** Start of Entries **

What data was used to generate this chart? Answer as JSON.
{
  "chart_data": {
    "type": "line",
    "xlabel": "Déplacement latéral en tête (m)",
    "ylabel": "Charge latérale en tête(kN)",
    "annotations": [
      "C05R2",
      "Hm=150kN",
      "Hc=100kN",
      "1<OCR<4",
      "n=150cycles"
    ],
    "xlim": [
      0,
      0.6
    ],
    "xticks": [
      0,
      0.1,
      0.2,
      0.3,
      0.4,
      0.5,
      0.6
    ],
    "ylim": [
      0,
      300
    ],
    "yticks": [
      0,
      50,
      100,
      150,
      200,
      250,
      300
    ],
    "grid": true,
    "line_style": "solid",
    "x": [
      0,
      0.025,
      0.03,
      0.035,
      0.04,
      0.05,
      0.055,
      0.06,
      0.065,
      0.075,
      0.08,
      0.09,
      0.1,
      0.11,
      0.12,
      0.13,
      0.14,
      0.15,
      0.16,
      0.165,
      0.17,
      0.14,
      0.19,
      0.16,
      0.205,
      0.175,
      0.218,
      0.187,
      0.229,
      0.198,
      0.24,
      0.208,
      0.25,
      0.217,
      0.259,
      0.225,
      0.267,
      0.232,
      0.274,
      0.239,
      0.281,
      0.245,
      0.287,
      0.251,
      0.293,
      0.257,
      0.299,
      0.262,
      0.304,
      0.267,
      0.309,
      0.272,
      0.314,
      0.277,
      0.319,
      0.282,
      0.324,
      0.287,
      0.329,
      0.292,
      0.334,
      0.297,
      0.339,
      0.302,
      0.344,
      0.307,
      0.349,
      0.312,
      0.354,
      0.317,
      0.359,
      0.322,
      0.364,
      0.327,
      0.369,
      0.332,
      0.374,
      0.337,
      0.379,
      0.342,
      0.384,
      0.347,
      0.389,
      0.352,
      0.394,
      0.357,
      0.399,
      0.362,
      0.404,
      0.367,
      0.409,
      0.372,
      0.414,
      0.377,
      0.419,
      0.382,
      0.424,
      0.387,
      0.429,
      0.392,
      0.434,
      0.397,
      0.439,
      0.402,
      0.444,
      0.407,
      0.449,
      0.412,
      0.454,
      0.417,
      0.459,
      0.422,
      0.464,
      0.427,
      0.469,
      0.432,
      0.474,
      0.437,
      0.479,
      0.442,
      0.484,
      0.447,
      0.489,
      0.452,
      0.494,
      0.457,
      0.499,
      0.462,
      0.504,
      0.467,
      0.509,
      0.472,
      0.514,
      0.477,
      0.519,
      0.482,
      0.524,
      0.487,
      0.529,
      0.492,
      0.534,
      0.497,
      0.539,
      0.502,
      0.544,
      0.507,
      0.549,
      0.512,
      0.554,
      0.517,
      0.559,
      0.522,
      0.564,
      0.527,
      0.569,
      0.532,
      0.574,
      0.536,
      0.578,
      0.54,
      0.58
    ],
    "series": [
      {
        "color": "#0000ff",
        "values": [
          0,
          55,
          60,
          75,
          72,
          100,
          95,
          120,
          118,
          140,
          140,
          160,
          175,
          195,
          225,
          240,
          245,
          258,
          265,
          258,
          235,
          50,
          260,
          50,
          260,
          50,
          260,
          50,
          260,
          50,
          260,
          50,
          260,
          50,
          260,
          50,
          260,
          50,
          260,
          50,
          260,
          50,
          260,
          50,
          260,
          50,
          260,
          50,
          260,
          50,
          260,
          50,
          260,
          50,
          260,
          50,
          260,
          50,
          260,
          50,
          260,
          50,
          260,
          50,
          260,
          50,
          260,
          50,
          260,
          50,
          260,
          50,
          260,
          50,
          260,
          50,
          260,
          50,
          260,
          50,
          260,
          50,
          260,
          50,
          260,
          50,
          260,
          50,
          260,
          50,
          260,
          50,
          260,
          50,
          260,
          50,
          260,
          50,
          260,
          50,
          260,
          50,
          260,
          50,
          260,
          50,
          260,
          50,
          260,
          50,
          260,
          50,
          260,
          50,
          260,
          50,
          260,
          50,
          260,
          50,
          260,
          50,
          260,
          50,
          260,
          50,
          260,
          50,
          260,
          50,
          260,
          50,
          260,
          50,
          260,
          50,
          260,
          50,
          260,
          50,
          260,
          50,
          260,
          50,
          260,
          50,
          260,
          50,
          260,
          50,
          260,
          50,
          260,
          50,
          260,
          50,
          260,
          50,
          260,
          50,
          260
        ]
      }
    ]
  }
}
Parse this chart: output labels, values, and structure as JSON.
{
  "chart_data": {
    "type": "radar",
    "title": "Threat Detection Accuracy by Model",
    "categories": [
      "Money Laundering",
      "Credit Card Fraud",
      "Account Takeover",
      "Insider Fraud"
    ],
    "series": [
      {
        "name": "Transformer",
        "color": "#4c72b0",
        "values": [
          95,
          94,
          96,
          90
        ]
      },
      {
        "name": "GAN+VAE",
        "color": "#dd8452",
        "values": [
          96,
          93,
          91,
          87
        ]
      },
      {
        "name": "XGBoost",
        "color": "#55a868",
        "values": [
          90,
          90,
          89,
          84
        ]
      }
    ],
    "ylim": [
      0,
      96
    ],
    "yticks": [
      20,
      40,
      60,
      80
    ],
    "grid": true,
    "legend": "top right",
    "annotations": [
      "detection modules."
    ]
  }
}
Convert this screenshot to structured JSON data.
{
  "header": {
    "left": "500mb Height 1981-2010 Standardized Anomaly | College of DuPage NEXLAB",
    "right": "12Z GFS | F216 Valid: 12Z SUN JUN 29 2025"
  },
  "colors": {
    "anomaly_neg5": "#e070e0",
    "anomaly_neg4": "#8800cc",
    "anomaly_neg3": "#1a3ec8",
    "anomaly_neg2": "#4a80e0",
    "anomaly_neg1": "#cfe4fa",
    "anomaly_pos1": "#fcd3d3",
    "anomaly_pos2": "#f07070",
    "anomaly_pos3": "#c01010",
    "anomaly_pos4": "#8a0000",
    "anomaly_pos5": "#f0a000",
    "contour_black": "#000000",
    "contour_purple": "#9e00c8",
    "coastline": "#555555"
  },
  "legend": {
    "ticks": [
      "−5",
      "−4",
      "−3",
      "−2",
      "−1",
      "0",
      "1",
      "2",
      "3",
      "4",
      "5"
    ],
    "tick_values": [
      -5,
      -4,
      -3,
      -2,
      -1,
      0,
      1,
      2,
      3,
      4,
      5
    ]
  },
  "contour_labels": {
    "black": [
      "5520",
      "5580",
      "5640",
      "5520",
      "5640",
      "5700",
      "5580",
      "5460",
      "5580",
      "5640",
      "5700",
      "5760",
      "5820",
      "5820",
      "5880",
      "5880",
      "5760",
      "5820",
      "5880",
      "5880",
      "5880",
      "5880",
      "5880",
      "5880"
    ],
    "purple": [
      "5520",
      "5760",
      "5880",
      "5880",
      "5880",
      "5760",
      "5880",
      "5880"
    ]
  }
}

** End of Entries **

*What to produce*
Could you reproduce every record above exactly as it appears?

*Output below*
What data was used to generate this chart? Answer as JSON.
{
  "chart_data": {
    "type": "line",
    "xlabel": "Déplacement latéral en tête (m)",
    "ylabel": "Charge latérale en tête(kN)",
    "annotations": [
      "C05R2",
      "Hm=150kN",
      "Hc=100kN",
      "1<OCR<4",
      "n=150cycles"
    ],
    "xlim": [
      0,
      0.6
    ],
    "xticks": [
      0,
      0.1,
      0.2,
      0.3,
      0.4,
      0.5,
      0.6
    ],
    "ylim": [
      0,
      300
    ],
    "yticks": [
      0,
      50,
      100,
      150,
      200,
      250,
      300
    ],
    "grid": true,
    "line_style": "solid",
    "x": [
      0,
      0.025,
      0.03,
      0.035,
      0.04,
      0.05,
      0.055,
      0.06,
      0.065,
      0.075,
      0.08,
      0.09,
      0.1,
      0.11,
      0.12,
      0.13,
      0.14,
      0.15,
      0.16,
      0.165,
      0.17,
      0.14,
      0.19,
      0.16,
      0.205,
      0.175,
      0.218,
      0.187,
      0.229,
      0.198,
      0.24,
      0.208,
      0.25,
      0.217,
      0.259,
      0.225,
      0.267,
      0.232,
      0.274,
      0.239,
      0.281,
      0.245,
      0.287,
      0.251,
      0.293,
      0.257,
      0.299,
      0.262,
      0.304,
      0.267,
      0.309,
      0.272,
      0.314,
      0.277,
      0.319,
      0.282,
      0.324,
      0.287,
      0.329,
      0.292,
      0.334,
      0.297,
      0.339,
      0.302,
      0.344,
      0.307,
      0.349,
      0.312,
      0.354,
      0.317,
      0.359,
      0.322,
      0.364,
      0.327,
      0.369,
      0.332,
      0.374,
      0.337,
      0.379,
      0.342,
      0.384,
      0.347,
      0.389,
      0.352,
      0.394,
      0.357,
      0.399,
      0.362,
      0.404,
      0.367,
      0.409,
      0.372,
      0.414,
      0.377,
      0.419,
      0.382,
      0.424,
      0.387,
      0.429,
      0.392,
      0.434,
      0.397,
      0.439,
      0.402,
      0.444,
      0.407,
      0.449,
      0.412,
      0.454,
      0.417,
      0.459,
      0.422,
      0.464,
      0.427,
      0.469,
      0.432,
      0.474,
      0.437,
      0.479,
      0.442,
      0.484,
      0.447,
      0.489,
      0.452,
      0.494,
      0.457,
      0.499,
      0.462,
      0.504,
      0.467,
      0.509,
      0.472,
      0.514,
      0.477,
      0.519,
      0.482,
      0.524,
      0.487,
      0.529,
      0.492,
      0.534,
      0.497,
      0.539,
      0.502,
      0.544,
      0.507,
      0.549,
      0.512,
      0.554,
      0.517,
      0.559,
      0.522,
      0.564,
      0.527,
      0.569,
      0.532,
      0.574,
      0.536,
      0.578,
      0.54,
      0.58
    ],
    "series": [
      {
        "color": "#0000ff",
        "values": [
          0,
          55,
          60,
          75,
          72,
          100,
          95,
          120,
          118,
          140,
          140,
          160,
          175,
          195,
          225,
          240,
          245,
          258,
          265,
          258,
          235,
          50,
          260,
          50,
          260,
          50,
          260,
          50,
          260,
          50,
          260,
          50,
          260,
          50,
          260,
          50,
          260,
          50,
          260,
          50,
          260,
          50,
          260,
          50,
          260,
          50,
          260,
          50,
          260,
          50,
          260,
          50,
          260,
          50,
          260,
          50,
          260,
          50,
          260,
          50,
          260,
          50,
          260,
          50,
          260,
          50,
          260,
          50,
          260,
          50,
          260,
          50,
          260,
          50,
          260,
          50,
          260,
          50,
          260,
          50,
          260,
          50,
          260,
          50,
          260,
          50,
          260,
          50,
          260,
          50,
          260,
          50,
          260,
          50,
          260,
          50,
          260,
          50,
          260,
          50,
          260,
          50,
          260,
          50,
          260,
          50,
          260,
          50,
          260,
          50,
          260,
          50,
          260,
          50,
          260,
          50,
          260,
          50,
          260,
          50,
          260,
          50,
          260,
          50,
          260,
          50,
          260,
          50,
          260,
          50,
          260,
          50,
          260,
          50,
          260,
          50,
          260,
          50,
          260,
          50,
          260,
          50,
          260,
          50,
          260,
          50,
          260,
          50,
          260,
          50,
          260,
          50,
          260,
          50,
          260,
          50,
          260,
          50,
          260,
          50,
          260
        ]
      }
    ]
  }
}
Parse this chart: output labels, values, and structure as JSON.
{
  "chart_data": {
    "type": "radar",
    "title": "Threat Detection Accuracy by Model",
    "categories": [
      "Money Laundering",
      "Credit Card Fraud",
      "Account Takeover",
      "Insider Fraud"
    ],
    "series": [
      {
        "name": "Transformer",
        "color": "#4c72b0",
        "values": [
          95,
          94,
          96,
          90
        ]
      },
      {
        "name": "GAN+VAE",
        "color": "#dd8452",
        "values": [
          96,
          93,
          91,
          87
        ]
      },
      {
        "name": "XGBoost",
        "color": "#55a868",
        "values": [
          90,
          90,
          89,
          84
        ]
      }
    ],
    "ylim": [
      0,
      96
    ],
    "yticks": [
      20,
      40,
      60,
      80
    ],
    "grid": true,
    "legend": "top right",
    "annotations": [
      "detection modules."
    ]
  }
}
Convert this screenshot to structured JSON data.
{
  "header": {
    "left": "500mb Height 1981-2010 Standardized Anomaly | College of DuPage NEXLAB",
    "right": "12Z GFS | F216 Valid: 12Z SUN JUN 29 2025"
  },
  "colors": {
    "anomaly_neg5": "#e070e0",
    "anomaly_neg4": "#8800cc",
    "anomaly_neg3": "#1a3ec8",
    "anomaly_neg2": "#4a80e0",
    "anomaly_neg1": "#cfe4fa",
    "anomaly_pos1": "#fcd3d3",
    "anomaly_pos2": "#f07070",
    "anomaly_pos3": "#c01010",
    "anomaly_pos4": "#8a0000",
    "anomaly_pos5": "#f0a000",
    "contour_black": "#000000",
    "contour_purple": "#9e00c8",
    "coastline": "#555555"
  },
  "legend": {
    "ticks": [
      "−5",
      "−4",
      "−3",
      "−2",
      "−1",
      "0",
      "1",
      "2",
      "3",
      "4",
      "5"
    ],
    "tick_values": [
      -5,
      -4,
      -3,
      -2,
      -1,
      0,
      1,
      2,
      3,
      4,
      5
    ]
  },
  "contour_labels": {
    "black": [
      "5520",
      "5580",
      "5640",
      "5520",
      "5640",
      "5700",
      "5580",
      "5460",
      "5580",
      "5640",
      "5700",
      "5760",
      "5820",
      "5820",
      "5880",
      "5880",
      "5760",
      "5820",
      "5880",
      "5880",
      "5880",
      "5880",
      "5880",
      "5880"
    ],
    "purple": [
      "5520",
      "5760",
      "5880",
      "5880",
      "5880",
      "5760",
      "5880",
      "5880"
    ]
  }
}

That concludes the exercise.